» TASK REQUIREMENTS: Find how many lines in the data below include the word "title", then write only that number.

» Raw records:
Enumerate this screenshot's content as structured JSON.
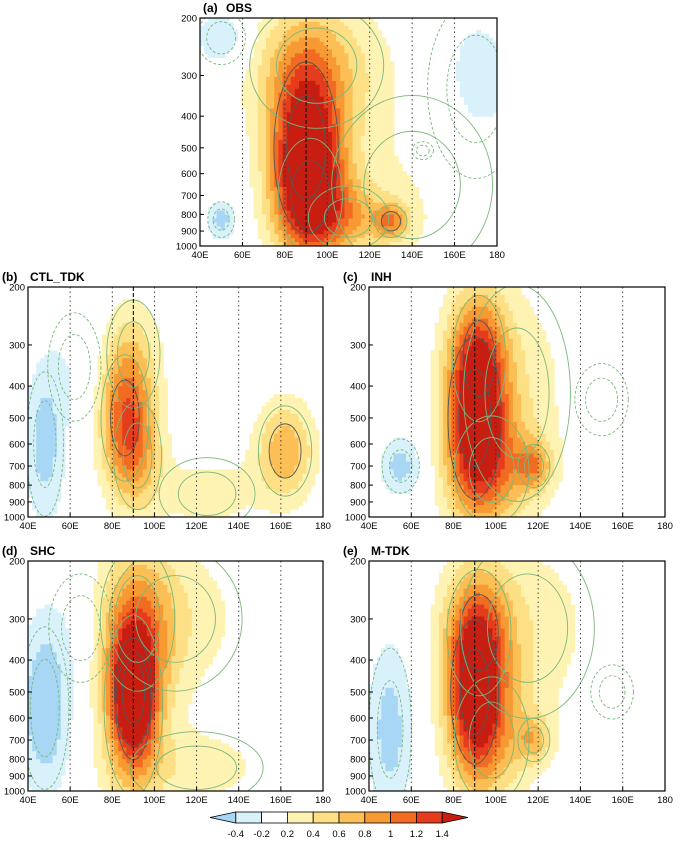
{
  "chart_data": {
    "type": "heatmap",
    "x_ticks": [
      "40E",
      "60E",
      "80E",
      "100E",
      "120E",
      "140E",
      "160E",
      "180"
    ],
    "x_values": [
      40,
      60,
      80,
      100,
      120,
      140,
      160,
      180
    ],
    "y_ticks": [
      "200",
      "300",
      "400",
      "500",
      "600",
      "700",
      "800",
      "900",
      "1000"
    ],
    "y_values": [
      200,
      300,
      400,
      500,
      600,
      700,
      800,
      900,
      1000
    ],
    "xlim": [
      40,
      180
    ],
    "ylim": [
      1000,
      200
    ],
    "y_scale": "log-pressure",
    "grid": "dotted-longitude-lines",
    "reference_longitude": 90,
    "colorbar": {
      "labels": [
        "-0.4",
        "-0.2",
        "0.2",
        "0.4",
        "0.6",
        "0.8",
        "1",
        "1.2",
        "1.4"
      ],
      "levels": [
        -0.4,
        -0.2,
        0.2,
        0.4,
        0.6,
        0.8,
        1,
        1.2,
        1.4
      ],
      "colors": [
        "#a8d6f5",
        "#d8f1fb",
        "#ffffff",
        "#fff3b3",
        "#fde085",
        "#fbbf55",
        "#f79a34",
        "#f26b22",
        "#e43c1c",
        "#c81e12"
      ]
    },
    "panels": [
      {
        "label": "(a)",
        "title": "OBS",
        "lobes": [
          {
            "lon": 90,
            "p": 500,
            "value": 1.45,
            "sx": 12,
            "sy": 0.48
          },
          {
            "lon": 92,
            "p": 700,
            "value": 0.8,
            "sx": 12,
            "sy": 0.32
          },
          {
            "lon": 110,
            "p": 820,
            "value": 0.5,
            "sx": 15,
            "sy": 0.18
          },
          {
            "lon": 130,
            "p": 840,
            "value": 0.7,
            "sx": 6,
            "sy": 0.09
          },
          {
            "lon": 95,
            "p": 280,
            "value": 0.5,
            "sx": 25,
            "sy": 0.35
          },
          {
            "lon": 140,
            "p": 650,
            "value": 0.2,
            "sx": 30,
            "sy": 0.5
          },
          {
            "lon": 50,
            "p": 230,
            "value": -0.45,
            "sx": 9,
            "sy": 0.15
          },
          {
            "lon": 50,
            "p": 830,
            "value": -0.5,
            "sx": 5,
            "sy": 0.1
          },
          {
            "lon": 170,
            "p": 330,
            "value": -0.3,
            "sx": 18,
            "sy": 0.5
          },
          {
            "lon": 145,
            "p": 510,
            "value": -0.25,
            "sx": 4,
            "sy": 0.05
          }
        ]
      },
      {
        "label": "(b)",
        "title": "CTL_TDK",
        "lobes": [
          {
            "lon": 86,
            "p": 500,
            "value": 0.9,
            "sx": 9,
            "sy": 0.35
          },
          {
            "lon": 92,
            "p": 650,
            "value": 0.5,
            "sx": 9,
            "sy": 0.3
          },
          {
            "lon": 90,
            "p": 320,
            "value": 0.35,
            "sx": 10,
            "sy": 0.3
          },
          {
            "lon": 162,
            "p": 630,
            "value": 0.75,
            "sx": 10,
            "sy": 0.25
          },
          {
            "lon": 125,
            "p": 850,
            "value": 0.3,
            "sx": 18,
            "sy": 0.2
          },
          {
            "lon": 48,
            "p": 600,
            "value": -0.5,
            "sx": 7,
            "sy": 0.4
          },
          {
            "lon": 62,
            "p": 350,
            "value": -0.15,
            "sx": 10,
            "sy": 0.3
          }
        ]
      },
      {
        "label": "(c)",
        "title": "INH",
        "lobes": [
          {
            "lon": 90,
            "p": 500,
            "value": 1.25,
            "sx": 10,
            "sy": 0.45
          },
          {
            "lon": 92,
            "p": 330,
            "value": 0.7,
            "sx": 10,
            "sy": 0.35
          },
          {
            "lon": 98,
            "p": 720,
            "value": 0.6,
            "sx": 14,
            "sy": 0.3
          },
          {
            "lon": 118,
            "p": 700,
            "value": 0.65,
            "sx": 6,
            "sy": 0.12
          },
          {
            "lon": 110,
            "p": 420,
            "value": 0.3,
            "sx": 20,
            "sy": 0.6
          },
          {
            "lon": 55,
            "p": 700,
            "value": -0.5,
            "sx": 7,
            "sy": 0.15
          },
          {
            "lon": 150,
            "p": 440,
            "value": -0.15,
            "sx": 10,
            "sy": 0.2
          }
        ]
      },
      {
        "label": "(d)",
        "title": "SHC",
        "lobes": [
          {
            "lon": 90,
            "p": 500,
            "value": 1.3,
            "sx": 7,
            "sy": 0.3
          },
          {
            "lon": 90,
            "p": 550,
            "value": 0.8,
            "sx": 11,
            "sy": 0.5
          },
          {
            "lon": 92,
            "p": 300,
            "value": 0.5,
            "sx": 14,
            "sy": 0.4
          },
          {
            "lon": 110,
            "p": 300,
            "value": 0.3,
            "sx": 25,
            "sy": 0.4
          },
          {
            "lon": 120,
            "p": 850,
            "value": 0.3,
            "sx": 25,
            "sy": 0.2
          },
          {
            "lon": 48,
            "p": 560,
            "value": -0.6,
            "sx": 9,
            "sy": 0.45
          },
          {
            "lon": 65,
            "p": 320,
            "value": -0.15,
            "sx": 12,
            "sy": 0.3
          }
        ]
      },
      {
        "label": "(e)",
        "title": "M-TDK",
        "lobes": [
          {
            "lon": 90,
            "p": 500,
            "value": 1.3,
            "sx": 9,
            "sy": 0.4
          },
          {
            "lon": 92,
            "p": 330,
            "value": 0.7,
            "sx": 12,
            "sy": 0.35
          },
          {
            "lon": 98,
            "p": 700,
            "value": 0.55,
            "sx": 14,
            "sy": 0.35
          },
          {
            "lon": 118,
            "p": 700,
            "value": 0.5,
            "sx": 6,
            "sy": 0.12
          },
          {
            "lon": 115,
            "p": 320,
            "value": 0.3,
            "sx": 25,
            "sy": 0.5
          },
          {
            "lon": 50,
            "p": 650,
            "value": -0.5,
            "sx": 8,
            "sy": 0.45
          },
          {
            "lon": 155,
            "p": 500,
            "value": -0.2,
            "sx": 8,
            "sy": 0.15
          }
        ]
      }
    ]
  }
}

» RESPONSE TO THE TASK: 5